Dataset items
******
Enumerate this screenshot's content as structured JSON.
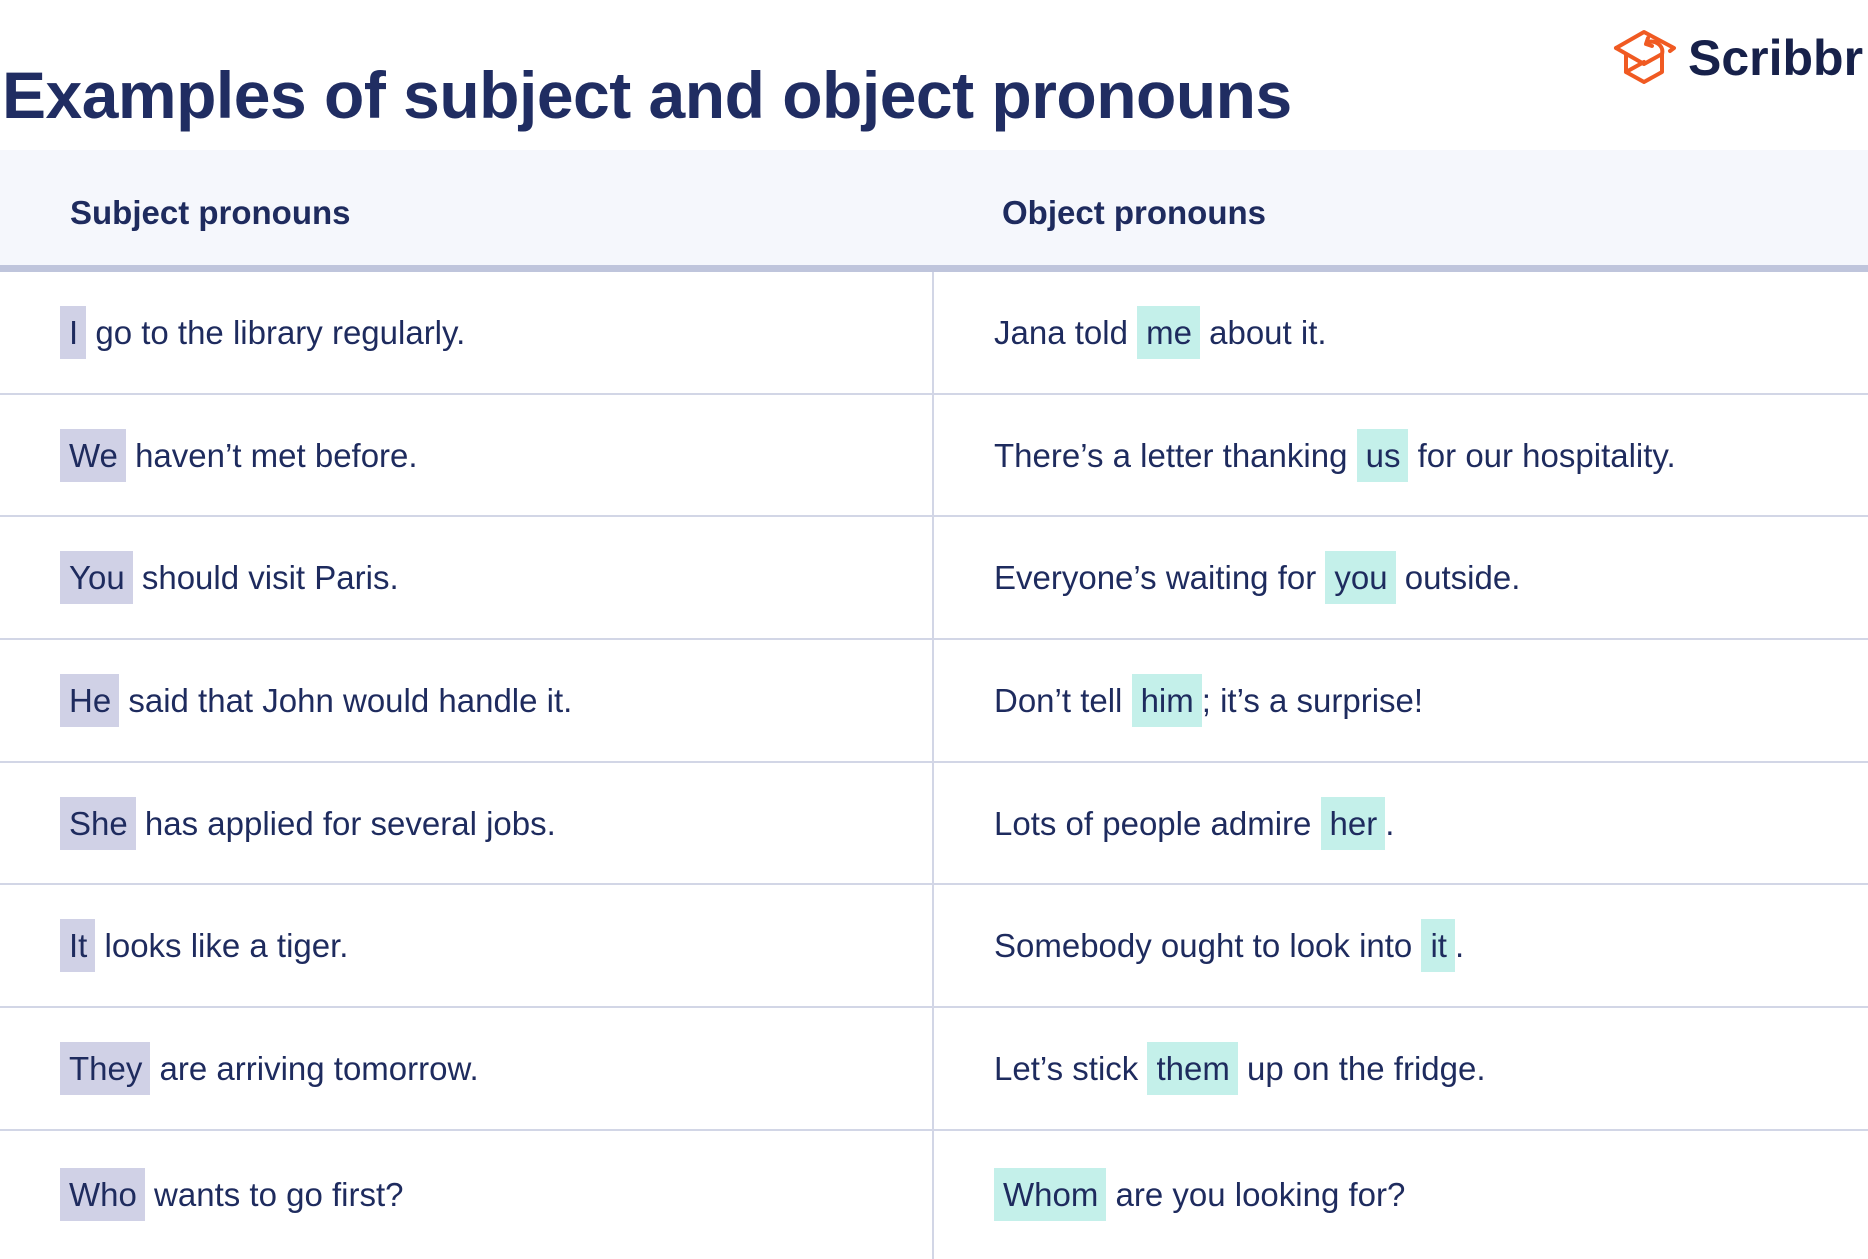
{
  "title": "Examples of subject and object pronouns",
  "logo": {
    "icon": "graduation-cap-icon",
    "text": "Scribbr",
    "color": "#f05a22",
    "text_color": "#17214a"
  },
  "colors": {
    "text": "#1e2b5e",
    "header_bg": "#f5f7fc",
    "header_rule": "#bfc5dc",
    "row_rule": "#d2d6e6",
    "subject_highlight": "#d0d1e6",
    "object_highlight": "#c4f0ea"
  },
  "table": {
    "headers": [
      "Subject pronouns",
      "Object pronouns"
    ],
    "rows": [
      {
        "subject": {
          "before": "",
          "pronoun": "I",
          "after": " go to the library regularly."
        },
        "object": {
          "before": "Jana told ",
          "pronoun": "me",
          "after": " about it."
        }
      },
      {
        "subject": {
          "before": "",
          "pronoun": "We",
          "after": " haven’t met before."
        },
        "object": {
          "before": "There’s a letter thanking ",
          "pronoun": "us",
          "after": " for our hospitality."
        }
      },
      {
        "subject": {
          "before": "",
          "pronoun": "You",
          "after": " should visit Paris."
        },
        "object": {
          "before": "Everyone’s waiting for ",
          "pronoun": "you",
          "after": " outside."
        }
      },
      {
        "subject": {
          "before": "",
          "pronoun": "He",
          "after": " said that John would handle it."
        },
        "object": {
          "before": "Don’t tell ",
          "pronoun": "him",
          "after": "; it’s a surprise!"
        }
      },
      {
        "subject": {
          "before": "",
          "pronoun": "She",
          "after": " has applied for several jobs."
        },
        "object": {
          "before": "Lots of people admire ",
          "pronoun": "her",
          "after": "."
        }
      },
      {
        "subject": {
          "before": "",
          "pronoun": "It",
          "after": " looks like a tiger."
        },
        "object": {
          "before": "Somebody ought to look into ",
          "pronoun": "it",
          "after": "."
        }
      },
      {
        "subject": {
          "before": "",
          "pronoun": "They",
          "after": " are arriving tomorrow."
        },
        "object": {
          "before": "Let’s stick ",
          "pronoun": "them",
          "after": " up on the fridge."
        }
      },
      {
        "subject": {
          "before": "",
          "pronoun": "Who",
          "after": " wants to go first?"
        },
        "object": {
          "before": "",
          "pronoun": "Whom",
          "after": " are you looking for?"
        }
      }
    ]
  }
}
******
§ AIM
From the material above, count the lines that include "pronouns" and give only the total.

§ FULL SOLUTION
3